→ Records from a collection

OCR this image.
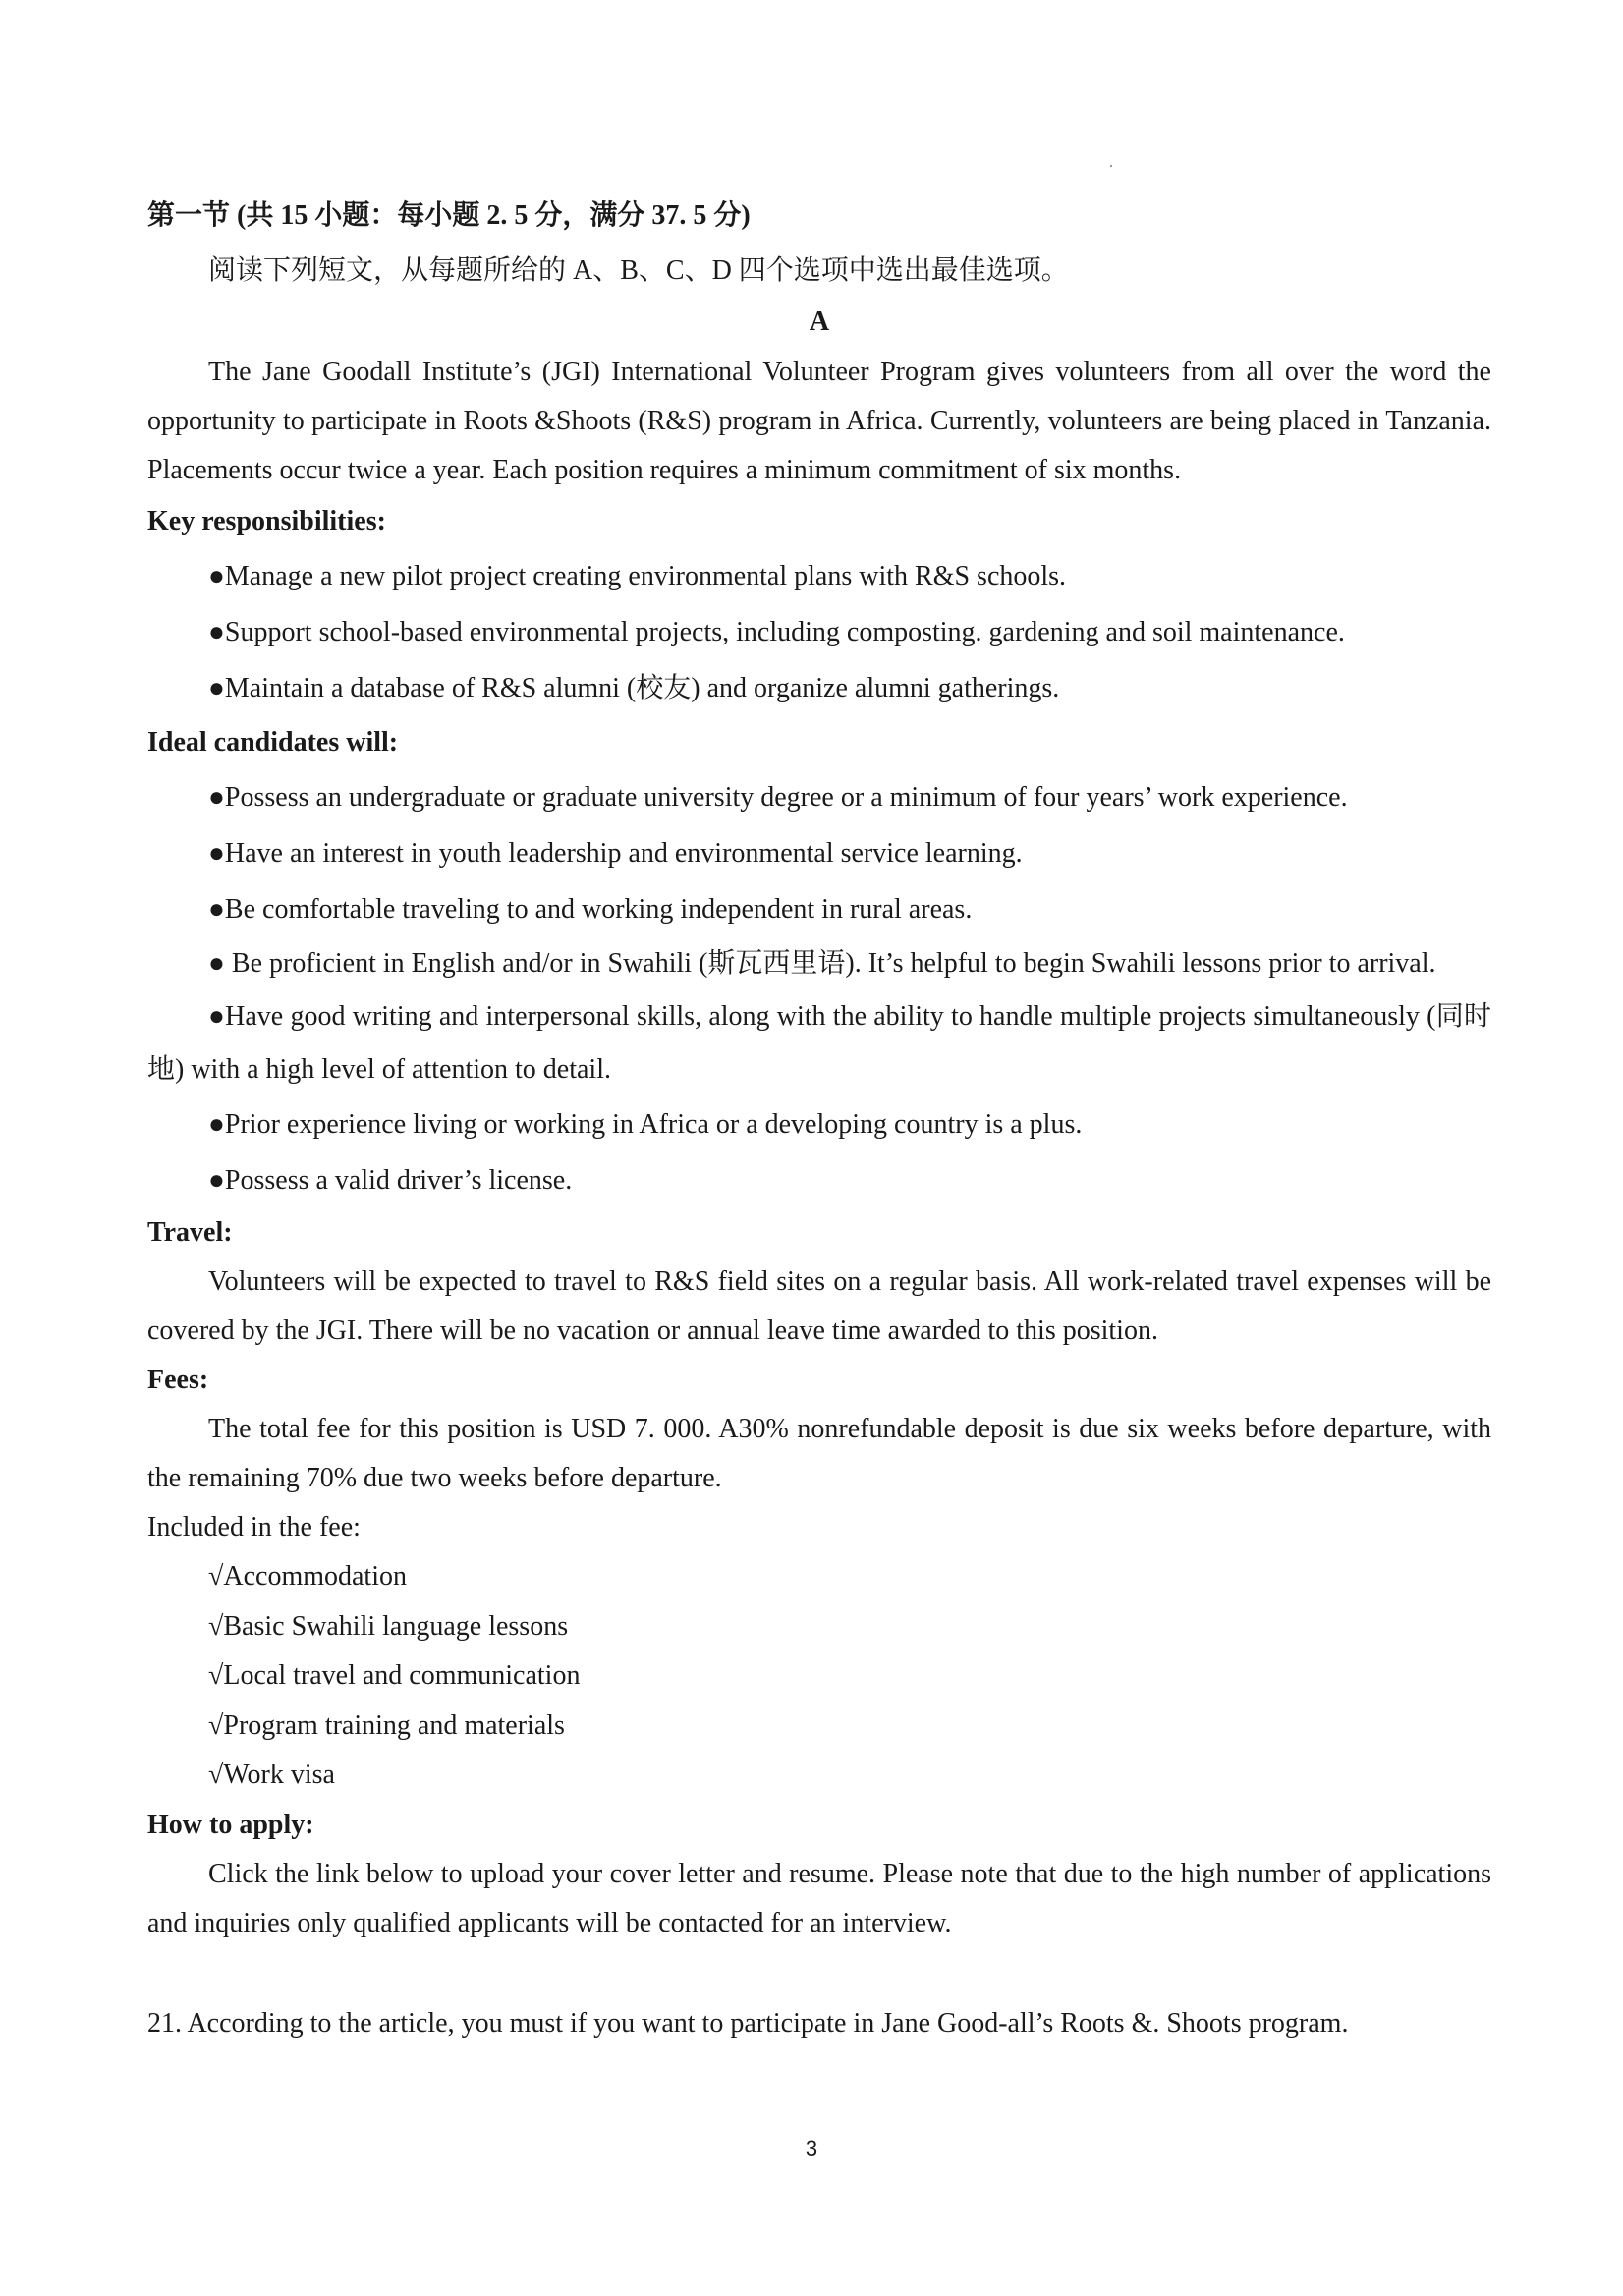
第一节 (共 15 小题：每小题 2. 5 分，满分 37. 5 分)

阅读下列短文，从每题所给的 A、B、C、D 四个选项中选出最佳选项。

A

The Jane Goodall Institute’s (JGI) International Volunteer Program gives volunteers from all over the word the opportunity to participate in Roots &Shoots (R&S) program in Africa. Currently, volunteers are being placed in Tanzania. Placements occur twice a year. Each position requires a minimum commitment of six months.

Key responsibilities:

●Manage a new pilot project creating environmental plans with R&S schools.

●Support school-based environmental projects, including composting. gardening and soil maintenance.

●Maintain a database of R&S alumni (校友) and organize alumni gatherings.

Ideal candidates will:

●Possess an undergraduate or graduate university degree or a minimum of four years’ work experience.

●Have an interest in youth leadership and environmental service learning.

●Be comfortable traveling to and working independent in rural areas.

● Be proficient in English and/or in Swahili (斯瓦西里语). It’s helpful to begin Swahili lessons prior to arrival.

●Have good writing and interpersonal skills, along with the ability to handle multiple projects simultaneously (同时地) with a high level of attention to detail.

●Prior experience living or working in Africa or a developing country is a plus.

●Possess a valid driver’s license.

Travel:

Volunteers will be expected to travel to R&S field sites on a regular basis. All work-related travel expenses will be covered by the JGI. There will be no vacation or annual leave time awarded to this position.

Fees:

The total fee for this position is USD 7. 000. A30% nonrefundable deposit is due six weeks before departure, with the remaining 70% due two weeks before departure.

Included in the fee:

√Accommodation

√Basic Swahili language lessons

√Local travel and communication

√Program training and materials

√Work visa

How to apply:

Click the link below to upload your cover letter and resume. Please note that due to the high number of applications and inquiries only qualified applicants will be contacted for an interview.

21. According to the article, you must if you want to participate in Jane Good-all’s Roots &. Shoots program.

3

==

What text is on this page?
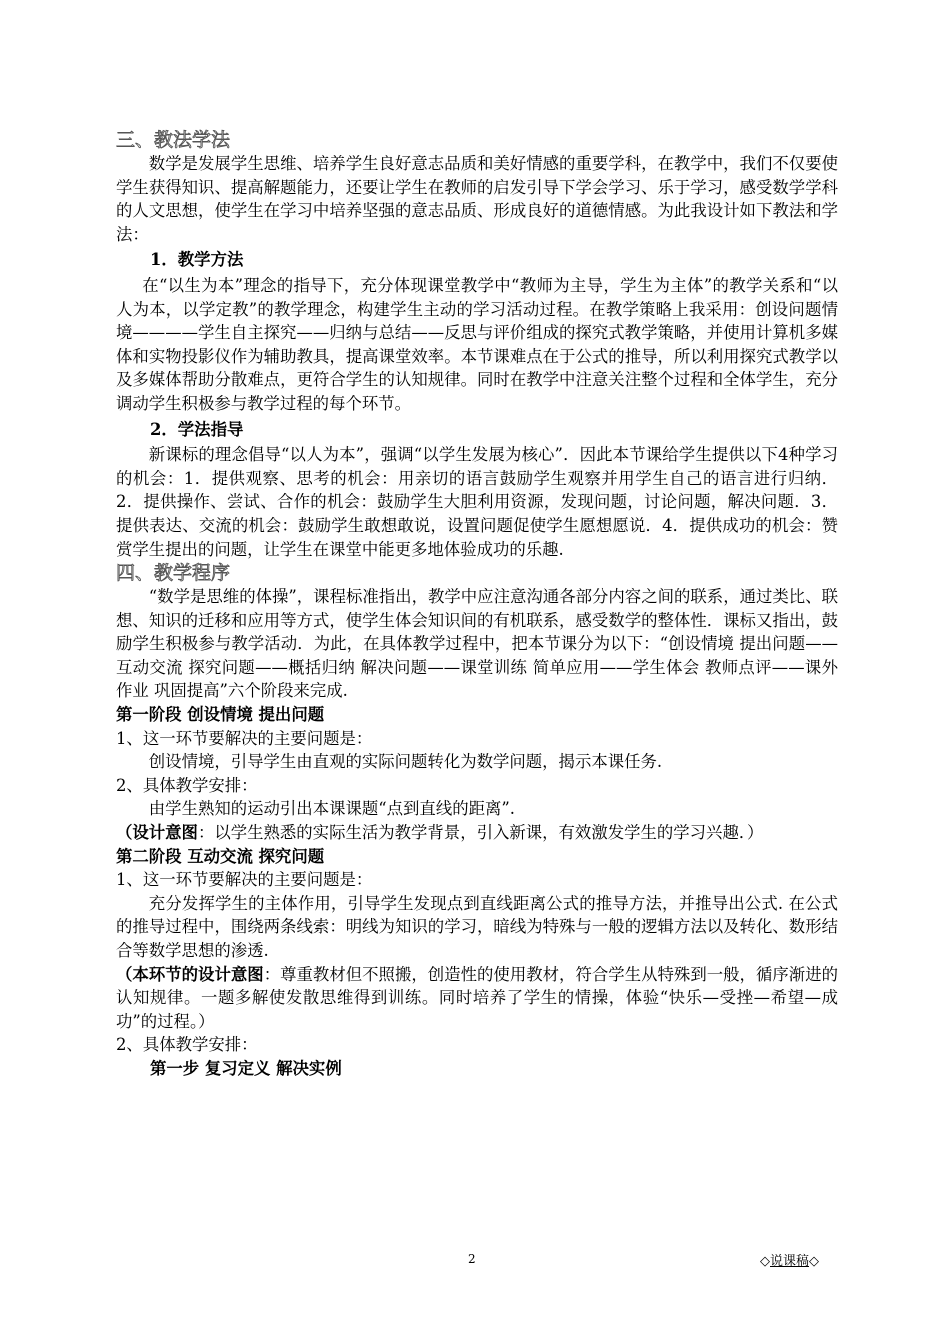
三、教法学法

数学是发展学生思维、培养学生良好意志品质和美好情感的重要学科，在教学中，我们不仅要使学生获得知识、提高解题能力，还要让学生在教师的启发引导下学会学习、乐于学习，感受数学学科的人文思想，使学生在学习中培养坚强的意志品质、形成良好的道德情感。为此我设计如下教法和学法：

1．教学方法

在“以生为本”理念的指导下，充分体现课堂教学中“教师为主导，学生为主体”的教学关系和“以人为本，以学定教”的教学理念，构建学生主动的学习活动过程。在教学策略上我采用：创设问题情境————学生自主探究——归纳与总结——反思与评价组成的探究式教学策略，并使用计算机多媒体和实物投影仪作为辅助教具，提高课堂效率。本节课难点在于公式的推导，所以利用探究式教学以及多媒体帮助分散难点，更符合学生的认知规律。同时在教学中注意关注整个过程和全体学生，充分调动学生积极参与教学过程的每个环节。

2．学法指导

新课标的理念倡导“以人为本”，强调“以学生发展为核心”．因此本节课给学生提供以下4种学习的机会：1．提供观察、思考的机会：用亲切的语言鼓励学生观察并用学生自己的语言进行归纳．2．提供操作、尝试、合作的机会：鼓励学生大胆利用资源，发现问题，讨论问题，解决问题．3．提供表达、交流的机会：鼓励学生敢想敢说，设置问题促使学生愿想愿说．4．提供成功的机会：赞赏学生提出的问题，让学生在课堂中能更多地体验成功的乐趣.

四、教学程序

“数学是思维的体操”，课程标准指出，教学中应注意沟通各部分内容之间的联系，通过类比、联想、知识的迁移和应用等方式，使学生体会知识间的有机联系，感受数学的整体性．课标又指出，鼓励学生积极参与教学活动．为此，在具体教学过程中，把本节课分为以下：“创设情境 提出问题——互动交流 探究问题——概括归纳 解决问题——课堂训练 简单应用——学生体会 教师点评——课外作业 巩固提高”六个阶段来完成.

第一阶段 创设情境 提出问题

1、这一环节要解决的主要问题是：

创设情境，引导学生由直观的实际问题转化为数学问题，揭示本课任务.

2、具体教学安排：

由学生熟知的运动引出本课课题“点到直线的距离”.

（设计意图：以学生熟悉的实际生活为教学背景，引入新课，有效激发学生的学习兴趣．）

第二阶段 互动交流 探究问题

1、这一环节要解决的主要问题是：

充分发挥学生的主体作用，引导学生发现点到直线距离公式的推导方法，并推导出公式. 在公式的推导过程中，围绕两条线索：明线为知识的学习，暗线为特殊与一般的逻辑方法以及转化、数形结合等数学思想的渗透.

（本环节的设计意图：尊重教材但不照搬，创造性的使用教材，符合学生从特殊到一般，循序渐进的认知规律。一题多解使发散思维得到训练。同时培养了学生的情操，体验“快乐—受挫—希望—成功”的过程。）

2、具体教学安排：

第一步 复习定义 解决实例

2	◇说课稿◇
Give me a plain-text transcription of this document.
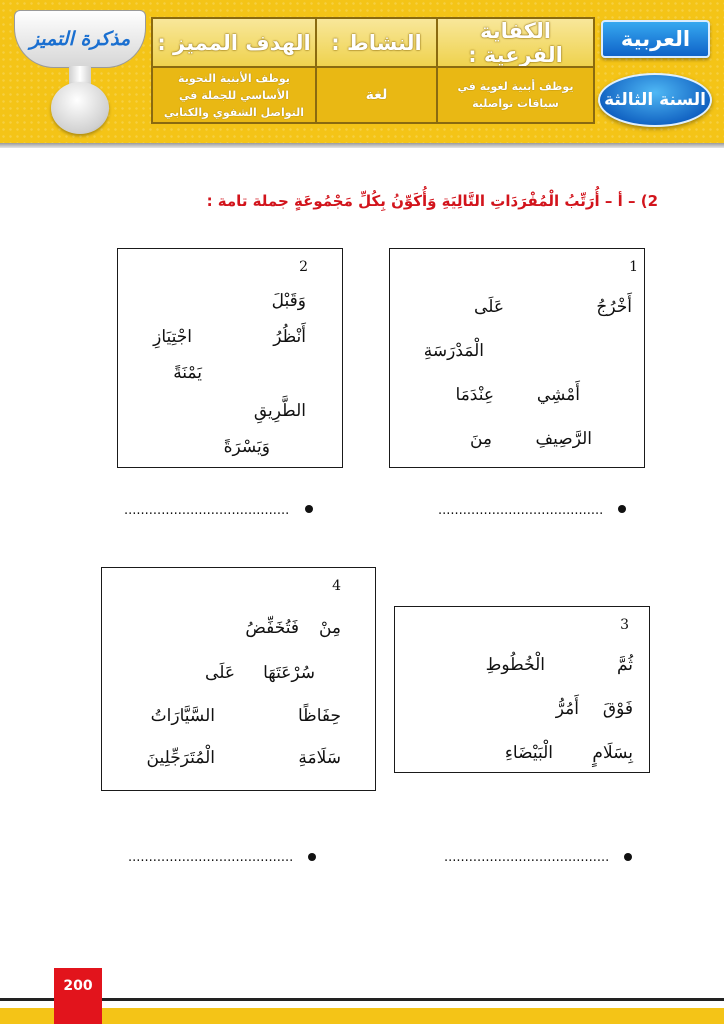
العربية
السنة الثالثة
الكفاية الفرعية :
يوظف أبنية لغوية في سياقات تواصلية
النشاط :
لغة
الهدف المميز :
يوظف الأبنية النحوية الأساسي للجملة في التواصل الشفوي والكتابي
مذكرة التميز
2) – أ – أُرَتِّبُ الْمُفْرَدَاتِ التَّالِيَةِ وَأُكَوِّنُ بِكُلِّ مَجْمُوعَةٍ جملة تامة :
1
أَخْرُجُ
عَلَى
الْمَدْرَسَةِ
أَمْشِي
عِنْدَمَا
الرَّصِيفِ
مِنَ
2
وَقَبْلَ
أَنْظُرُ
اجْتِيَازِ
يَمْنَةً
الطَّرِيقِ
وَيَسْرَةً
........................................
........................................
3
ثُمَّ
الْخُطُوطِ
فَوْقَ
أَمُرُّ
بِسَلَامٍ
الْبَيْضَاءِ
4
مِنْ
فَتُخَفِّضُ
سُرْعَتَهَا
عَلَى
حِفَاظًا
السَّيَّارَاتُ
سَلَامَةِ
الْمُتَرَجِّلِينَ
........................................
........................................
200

→ Task instructions
From the records above, pick out and copy each line holding the word "high".

→ Finished task
●Have good writing and interpersonal skills, along with the ability to handle multiple projects simultaneously (同时地) with a high level of attention to detail.
Click the link below to upload your cover letter and resume. Please note that due to the high number of applications and inquiries only qualified applicants will be contacted for an interview.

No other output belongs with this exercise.